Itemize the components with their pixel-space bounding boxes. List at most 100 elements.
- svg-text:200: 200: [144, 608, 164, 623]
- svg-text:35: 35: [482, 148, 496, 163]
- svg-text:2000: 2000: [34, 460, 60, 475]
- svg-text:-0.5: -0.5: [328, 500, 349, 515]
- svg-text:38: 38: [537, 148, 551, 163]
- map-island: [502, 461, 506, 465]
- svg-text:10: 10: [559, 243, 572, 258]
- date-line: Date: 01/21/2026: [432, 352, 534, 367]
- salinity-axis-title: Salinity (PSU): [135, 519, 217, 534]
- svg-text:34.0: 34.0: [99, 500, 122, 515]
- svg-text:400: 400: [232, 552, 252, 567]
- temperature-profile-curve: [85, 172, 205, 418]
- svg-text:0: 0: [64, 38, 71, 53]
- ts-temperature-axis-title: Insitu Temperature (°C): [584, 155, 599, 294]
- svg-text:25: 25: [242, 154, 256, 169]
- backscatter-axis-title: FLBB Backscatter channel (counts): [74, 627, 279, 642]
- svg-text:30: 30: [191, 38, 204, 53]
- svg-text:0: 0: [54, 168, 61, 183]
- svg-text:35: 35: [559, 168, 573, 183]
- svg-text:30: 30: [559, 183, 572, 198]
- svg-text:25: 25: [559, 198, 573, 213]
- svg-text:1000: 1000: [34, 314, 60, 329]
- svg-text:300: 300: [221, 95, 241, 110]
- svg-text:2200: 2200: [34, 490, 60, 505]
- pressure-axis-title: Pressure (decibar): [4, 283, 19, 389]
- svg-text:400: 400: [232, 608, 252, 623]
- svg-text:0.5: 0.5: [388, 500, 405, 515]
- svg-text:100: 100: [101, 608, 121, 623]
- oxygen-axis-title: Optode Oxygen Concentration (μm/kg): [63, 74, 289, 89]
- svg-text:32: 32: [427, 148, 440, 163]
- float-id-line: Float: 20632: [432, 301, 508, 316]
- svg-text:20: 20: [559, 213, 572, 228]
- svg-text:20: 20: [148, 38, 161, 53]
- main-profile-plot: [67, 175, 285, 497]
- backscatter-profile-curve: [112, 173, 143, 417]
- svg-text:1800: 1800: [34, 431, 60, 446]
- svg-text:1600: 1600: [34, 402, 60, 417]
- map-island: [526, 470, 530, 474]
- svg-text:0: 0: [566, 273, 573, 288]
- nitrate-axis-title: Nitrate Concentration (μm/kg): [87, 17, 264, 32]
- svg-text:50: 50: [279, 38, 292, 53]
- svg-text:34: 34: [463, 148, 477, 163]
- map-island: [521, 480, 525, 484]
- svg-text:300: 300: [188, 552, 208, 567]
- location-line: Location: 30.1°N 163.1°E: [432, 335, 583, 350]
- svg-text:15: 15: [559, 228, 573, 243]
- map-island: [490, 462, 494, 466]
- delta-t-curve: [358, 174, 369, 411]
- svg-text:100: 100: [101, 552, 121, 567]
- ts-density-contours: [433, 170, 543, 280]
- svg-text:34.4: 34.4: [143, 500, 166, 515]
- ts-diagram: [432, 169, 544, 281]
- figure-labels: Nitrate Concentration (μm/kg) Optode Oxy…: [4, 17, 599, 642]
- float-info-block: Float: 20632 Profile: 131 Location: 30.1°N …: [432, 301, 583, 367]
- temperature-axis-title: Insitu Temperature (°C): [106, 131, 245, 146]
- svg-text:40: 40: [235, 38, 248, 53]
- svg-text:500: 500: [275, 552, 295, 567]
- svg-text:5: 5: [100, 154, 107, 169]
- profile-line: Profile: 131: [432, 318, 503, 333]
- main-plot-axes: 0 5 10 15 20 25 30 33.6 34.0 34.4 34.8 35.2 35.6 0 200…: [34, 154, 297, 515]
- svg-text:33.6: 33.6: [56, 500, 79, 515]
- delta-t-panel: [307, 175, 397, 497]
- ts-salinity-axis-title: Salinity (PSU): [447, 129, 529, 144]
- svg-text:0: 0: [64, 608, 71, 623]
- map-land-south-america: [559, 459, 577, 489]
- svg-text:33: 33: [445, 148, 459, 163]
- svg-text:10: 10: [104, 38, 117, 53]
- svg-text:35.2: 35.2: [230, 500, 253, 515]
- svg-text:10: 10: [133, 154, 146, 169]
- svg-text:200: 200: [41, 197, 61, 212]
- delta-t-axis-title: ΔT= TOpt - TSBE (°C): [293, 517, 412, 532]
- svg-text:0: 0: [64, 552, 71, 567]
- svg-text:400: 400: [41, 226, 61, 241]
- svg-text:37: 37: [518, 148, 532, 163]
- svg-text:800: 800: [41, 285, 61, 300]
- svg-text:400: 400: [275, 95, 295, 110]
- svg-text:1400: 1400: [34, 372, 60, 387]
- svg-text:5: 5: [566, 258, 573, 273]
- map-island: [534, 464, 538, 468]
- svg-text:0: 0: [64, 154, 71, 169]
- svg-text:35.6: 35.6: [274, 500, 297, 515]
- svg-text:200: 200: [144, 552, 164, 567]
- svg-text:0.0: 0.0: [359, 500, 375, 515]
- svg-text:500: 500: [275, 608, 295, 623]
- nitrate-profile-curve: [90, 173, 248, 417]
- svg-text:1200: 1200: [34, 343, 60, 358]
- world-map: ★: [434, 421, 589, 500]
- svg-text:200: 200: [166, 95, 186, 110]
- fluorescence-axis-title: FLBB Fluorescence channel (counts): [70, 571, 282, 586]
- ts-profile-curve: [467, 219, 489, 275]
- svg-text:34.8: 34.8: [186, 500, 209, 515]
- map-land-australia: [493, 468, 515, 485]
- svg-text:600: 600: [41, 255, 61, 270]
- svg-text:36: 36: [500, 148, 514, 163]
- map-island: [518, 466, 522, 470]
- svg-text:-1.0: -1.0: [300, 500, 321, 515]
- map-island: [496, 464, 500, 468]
=======
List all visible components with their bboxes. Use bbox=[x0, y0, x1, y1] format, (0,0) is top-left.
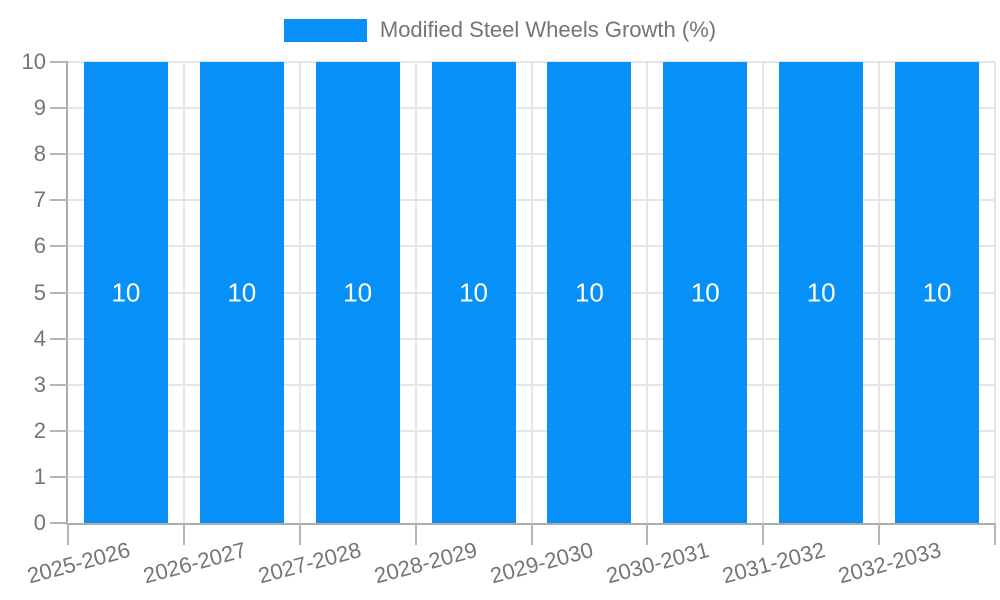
=======
Can you reproduce the stretch of records from the line containing "Itemize the components" through the line containing "- svg-text:38: 38: [537, 148, 551, 163]", both ends included, exactly as they appear?

- _EXERCISE RESPONSE_:
Itemize the components with their pixel-space bounding boxes. List at most 100 elements.
- svg-text:200: 200: [144, 608, 164, 623]
- svg-text:35: 35: [482, 148, 496, 163]
- svg-text:2000: 2000: [34, 460, 60, 475]
- svg-text:-0.5: -0.5: [328, 500, 349, 515]
- svg-text:38: 38: [537, 148, 551, 163]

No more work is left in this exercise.